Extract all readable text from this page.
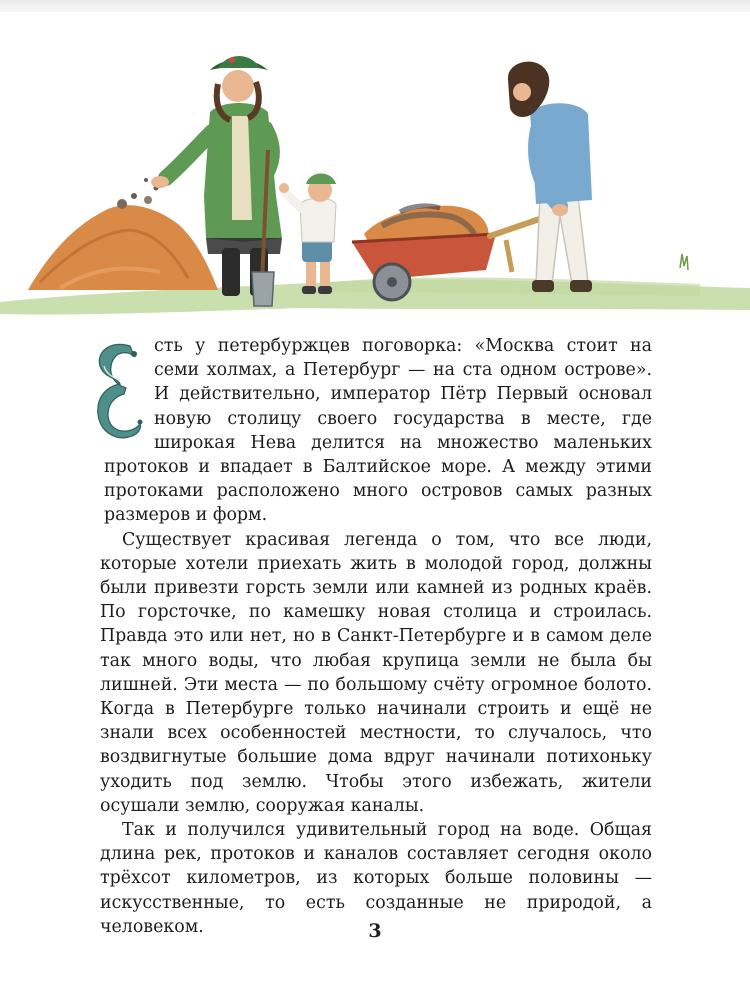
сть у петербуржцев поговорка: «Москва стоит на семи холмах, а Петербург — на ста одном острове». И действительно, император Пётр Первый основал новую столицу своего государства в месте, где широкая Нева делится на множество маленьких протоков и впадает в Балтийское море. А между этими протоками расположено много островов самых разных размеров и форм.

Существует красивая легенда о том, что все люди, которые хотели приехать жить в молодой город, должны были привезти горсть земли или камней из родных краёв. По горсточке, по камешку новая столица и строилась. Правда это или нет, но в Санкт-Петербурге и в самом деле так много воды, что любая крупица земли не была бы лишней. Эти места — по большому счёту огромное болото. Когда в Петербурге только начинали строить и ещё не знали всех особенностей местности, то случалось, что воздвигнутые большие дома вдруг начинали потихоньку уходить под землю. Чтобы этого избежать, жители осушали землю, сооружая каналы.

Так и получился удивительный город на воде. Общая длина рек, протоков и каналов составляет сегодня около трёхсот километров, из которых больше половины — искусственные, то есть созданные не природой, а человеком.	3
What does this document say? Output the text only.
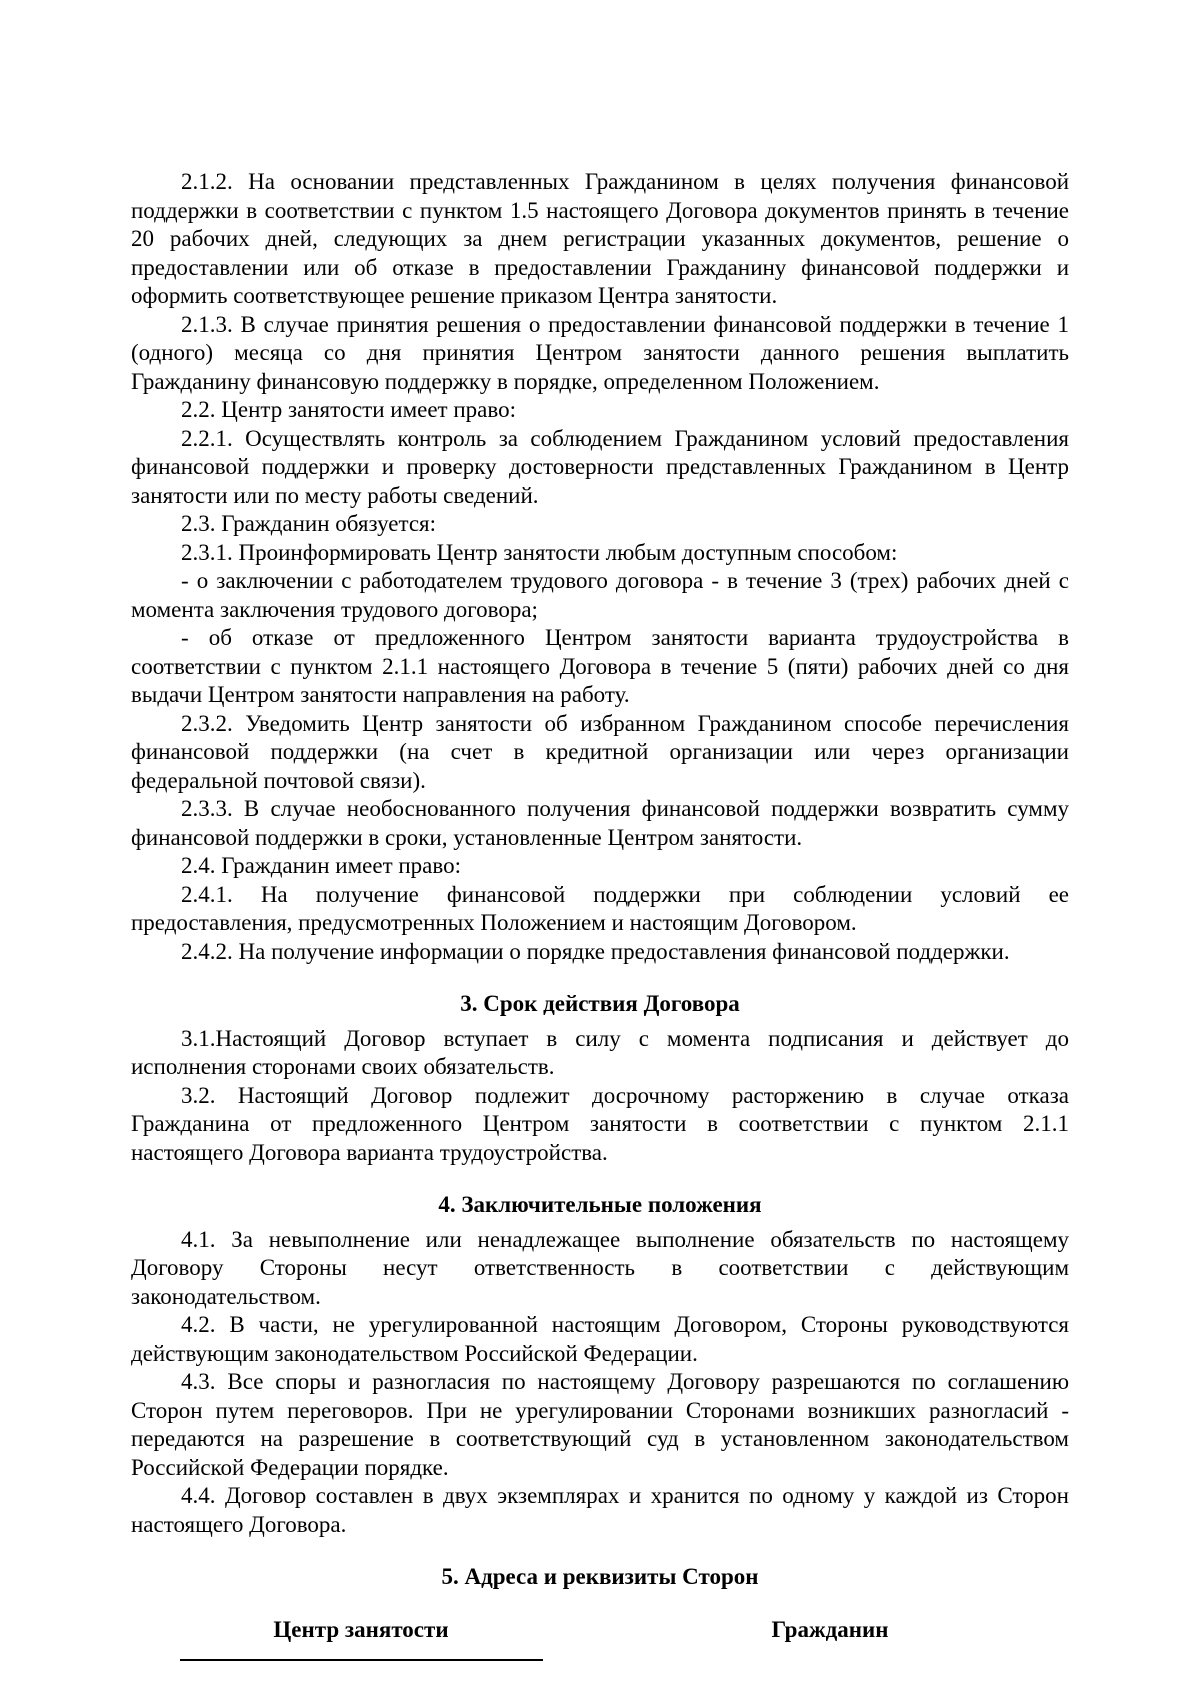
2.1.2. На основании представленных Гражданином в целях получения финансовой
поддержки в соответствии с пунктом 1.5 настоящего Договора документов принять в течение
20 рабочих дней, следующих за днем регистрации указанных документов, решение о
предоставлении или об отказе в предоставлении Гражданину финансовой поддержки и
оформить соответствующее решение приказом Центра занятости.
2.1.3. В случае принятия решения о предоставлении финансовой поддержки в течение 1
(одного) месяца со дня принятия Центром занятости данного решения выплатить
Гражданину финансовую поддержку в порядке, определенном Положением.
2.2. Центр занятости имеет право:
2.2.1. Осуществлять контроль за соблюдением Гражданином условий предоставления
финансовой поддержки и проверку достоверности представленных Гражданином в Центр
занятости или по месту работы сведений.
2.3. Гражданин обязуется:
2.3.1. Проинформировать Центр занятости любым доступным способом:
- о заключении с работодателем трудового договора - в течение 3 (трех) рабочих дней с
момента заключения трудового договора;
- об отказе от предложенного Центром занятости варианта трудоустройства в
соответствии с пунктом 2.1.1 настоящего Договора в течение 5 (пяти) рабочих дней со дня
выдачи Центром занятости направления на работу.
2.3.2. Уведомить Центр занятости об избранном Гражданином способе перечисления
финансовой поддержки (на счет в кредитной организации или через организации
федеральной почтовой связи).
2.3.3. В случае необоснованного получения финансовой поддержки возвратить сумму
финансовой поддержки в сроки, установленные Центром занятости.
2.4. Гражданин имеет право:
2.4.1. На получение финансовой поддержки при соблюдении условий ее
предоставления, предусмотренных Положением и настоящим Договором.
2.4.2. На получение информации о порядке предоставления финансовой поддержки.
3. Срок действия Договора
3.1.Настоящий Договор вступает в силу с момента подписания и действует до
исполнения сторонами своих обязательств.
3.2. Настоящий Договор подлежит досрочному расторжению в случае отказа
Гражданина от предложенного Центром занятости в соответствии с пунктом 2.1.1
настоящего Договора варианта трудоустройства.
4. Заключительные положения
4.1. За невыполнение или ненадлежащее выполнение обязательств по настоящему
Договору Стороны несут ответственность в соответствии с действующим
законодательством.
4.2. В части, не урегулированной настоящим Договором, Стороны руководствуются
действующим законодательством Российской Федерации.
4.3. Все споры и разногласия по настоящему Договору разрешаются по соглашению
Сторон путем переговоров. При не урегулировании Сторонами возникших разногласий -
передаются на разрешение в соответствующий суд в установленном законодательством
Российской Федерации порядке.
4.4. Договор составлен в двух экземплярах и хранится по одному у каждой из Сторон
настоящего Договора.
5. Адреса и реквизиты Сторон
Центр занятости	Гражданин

_The request_
Where a line of the entries contains the word "Стороны", copy that line.

_Finished task_
Договору Стороны несут ответственность в соответствии с действующим
4.2. В части, не урегулированной настоящим Договором, Стороны руководствуются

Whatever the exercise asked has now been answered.